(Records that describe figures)
▼

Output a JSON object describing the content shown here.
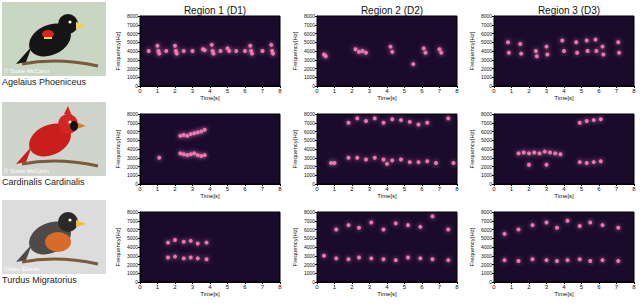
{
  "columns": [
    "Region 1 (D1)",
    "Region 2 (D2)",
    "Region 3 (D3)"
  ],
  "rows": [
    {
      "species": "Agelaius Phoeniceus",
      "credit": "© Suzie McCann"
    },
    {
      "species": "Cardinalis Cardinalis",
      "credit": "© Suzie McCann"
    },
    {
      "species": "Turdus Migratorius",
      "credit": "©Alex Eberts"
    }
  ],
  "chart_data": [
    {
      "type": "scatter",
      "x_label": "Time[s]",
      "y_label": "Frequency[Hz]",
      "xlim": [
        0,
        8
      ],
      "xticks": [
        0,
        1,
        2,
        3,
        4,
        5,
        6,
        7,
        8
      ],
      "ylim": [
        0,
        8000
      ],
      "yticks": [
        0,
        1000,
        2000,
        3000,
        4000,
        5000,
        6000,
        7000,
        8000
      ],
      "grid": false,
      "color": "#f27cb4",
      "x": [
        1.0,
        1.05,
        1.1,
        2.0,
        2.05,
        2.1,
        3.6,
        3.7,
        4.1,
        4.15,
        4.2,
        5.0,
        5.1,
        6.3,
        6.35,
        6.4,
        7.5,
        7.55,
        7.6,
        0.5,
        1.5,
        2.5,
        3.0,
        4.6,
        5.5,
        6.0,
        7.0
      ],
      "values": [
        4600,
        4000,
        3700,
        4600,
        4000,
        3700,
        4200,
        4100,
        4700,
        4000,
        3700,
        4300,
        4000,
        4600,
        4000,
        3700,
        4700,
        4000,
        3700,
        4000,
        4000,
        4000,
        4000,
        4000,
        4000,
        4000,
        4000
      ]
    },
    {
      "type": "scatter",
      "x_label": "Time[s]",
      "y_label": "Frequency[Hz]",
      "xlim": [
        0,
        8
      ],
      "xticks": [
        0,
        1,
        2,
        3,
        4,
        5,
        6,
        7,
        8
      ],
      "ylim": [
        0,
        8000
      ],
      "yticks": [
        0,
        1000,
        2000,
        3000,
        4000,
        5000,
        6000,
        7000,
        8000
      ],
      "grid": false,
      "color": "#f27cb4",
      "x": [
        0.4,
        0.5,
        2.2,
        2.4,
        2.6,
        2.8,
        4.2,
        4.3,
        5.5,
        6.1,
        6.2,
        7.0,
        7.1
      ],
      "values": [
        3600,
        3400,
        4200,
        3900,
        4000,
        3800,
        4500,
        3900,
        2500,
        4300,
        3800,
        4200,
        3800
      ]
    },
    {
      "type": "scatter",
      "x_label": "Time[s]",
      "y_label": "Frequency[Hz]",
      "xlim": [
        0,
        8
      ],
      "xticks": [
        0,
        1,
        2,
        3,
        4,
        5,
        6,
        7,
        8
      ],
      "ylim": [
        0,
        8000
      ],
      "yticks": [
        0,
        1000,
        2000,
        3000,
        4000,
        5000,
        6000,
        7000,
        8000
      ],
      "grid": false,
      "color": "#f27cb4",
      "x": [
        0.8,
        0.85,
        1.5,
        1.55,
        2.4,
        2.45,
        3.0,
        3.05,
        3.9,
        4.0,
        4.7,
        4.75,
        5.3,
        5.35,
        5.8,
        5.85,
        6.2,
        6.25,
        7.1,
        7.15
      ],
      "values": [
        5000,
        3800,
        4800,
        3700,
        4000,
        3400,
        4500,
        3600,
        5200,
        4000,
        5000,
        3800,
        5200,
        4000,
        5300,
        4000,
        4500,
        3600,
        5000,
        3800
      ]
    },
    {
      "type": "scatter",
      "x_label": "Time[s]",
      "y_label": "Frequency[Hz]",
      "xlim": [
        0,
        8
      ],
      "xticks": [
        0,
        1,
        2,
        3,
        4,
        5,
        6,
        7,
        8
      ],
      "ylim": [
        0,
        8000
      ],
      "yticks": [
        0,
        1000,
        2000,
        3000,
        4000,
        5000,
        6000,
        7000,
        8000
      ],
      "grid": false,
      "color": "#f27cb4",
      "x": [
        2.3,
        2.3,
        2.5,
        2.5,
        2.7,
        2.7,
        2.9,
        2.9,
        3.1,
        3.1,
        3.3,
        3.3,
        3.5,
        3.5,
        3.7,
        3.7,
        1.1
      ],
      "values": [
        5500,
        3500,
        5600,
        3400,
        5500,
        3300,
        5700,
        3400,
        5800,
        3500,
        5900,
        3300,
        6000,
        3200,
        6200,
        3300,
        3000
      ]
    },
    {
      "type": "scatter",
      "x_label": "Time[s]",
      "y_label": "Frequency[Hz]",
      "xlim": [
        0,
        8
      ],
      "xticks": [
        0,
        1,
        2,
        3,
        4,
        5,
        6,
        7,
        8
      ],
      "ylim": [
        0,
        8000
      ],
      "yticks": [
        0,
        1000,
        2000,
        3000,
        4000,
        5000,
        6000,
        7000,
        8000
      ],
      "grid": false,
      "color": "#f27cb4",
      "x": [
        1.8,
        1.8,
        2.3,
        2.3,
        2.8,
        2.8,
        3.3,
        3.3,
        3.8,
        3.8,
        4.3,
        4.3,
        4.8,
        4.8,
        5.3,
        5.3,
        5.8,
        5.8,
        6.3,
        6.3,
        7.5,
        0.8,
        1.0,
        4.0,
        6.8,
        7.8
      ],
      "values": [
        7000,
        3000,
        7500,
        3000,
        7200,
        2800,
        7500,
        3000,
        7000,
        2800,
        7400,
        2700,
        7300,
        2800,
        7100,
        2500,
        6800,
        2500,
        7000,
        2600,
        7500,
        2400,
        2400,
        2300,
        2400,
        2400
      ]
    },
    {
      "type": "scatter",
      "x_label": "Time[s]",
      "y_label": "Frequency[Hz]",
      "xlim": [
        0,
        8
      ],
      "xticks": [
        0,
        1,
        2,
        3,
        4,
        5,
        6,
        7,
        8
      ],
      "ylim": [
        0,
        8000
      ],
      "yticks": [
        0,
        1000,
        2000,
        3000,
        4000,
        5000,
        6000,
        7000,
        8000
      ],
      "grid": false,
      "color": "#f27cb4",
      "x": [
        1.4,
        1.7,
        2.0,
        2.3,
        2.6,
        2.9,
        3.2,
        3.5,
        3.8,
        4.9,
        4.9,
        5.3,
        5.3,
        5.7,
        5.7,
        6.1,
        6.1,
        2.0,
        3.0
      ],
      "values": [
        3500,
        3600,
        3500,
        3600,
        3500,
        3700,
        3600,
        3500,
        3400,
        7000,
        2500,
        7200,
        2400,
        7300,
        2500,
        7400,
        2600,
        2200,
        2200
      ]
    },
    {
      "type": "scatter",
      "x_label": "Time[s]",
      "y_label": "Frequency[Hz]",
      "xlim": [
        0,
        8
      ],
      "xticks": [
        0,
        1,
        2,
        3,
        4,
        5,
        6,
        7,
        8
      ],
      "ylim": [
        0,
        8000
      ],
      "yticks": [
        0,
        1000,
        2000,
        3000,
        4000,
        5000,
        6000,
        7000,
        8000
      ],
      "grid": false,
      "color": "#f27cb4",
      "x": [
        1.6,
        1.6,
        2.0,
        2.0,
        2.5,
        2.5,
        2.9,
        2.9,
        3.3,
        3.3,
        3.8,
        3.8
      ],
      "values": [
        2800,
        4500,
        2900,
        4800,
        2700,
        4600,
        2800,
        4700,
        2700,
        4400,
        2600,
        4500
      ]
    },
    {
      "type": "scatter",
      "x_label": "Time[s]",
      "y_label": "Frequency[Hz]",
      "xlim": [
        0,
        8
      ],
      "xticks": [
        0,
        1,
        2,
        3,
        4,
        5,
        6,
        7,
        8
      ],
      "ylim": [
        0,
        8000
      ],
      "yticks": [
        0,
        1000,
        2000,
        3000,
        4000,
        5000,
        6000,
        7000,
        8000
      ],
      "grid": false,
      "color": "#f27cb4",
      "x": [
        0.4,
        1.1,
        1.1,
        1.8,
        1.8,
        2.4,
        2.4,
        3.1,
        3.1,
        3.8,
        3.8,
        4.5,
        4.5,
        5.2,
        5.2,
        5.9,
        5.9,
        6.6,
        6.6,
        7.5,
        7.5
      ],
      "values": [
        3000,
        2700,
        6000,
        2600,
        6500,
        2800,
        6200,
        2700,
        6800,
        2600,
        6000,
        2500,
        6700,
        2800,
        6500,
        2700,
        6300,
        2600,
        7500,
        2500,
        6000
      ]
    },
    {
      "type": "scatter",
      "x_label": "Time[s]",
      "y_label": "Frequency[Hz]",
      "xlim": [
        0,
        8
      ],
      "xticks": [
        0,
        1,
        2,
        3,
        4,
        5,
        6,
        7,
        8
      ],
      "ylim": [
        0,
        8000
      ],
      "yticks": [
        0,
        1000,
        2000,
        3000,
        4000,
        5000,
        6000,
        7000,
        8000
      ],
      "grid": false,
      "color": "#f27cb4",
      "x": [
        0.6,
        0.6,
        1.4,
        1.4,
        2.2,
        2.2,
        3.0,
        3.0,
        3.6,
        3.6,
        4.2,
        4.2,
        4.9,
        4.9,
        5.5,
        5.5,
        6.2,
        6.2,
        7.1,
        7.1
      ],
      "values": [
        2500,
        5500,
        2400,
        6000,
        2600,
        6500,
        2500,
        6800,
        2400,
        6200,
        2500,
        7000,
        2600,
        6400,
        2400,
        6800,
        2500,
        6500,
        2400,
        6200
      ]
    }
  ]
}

▲

Written exercise:
Pull out each line of the records holding the string "species".

Written reply:
      "species": "Agelaius Phoeniceus",
      "species": "Cardinalis Cardinalis",
      "species": "Turdus Migratorius",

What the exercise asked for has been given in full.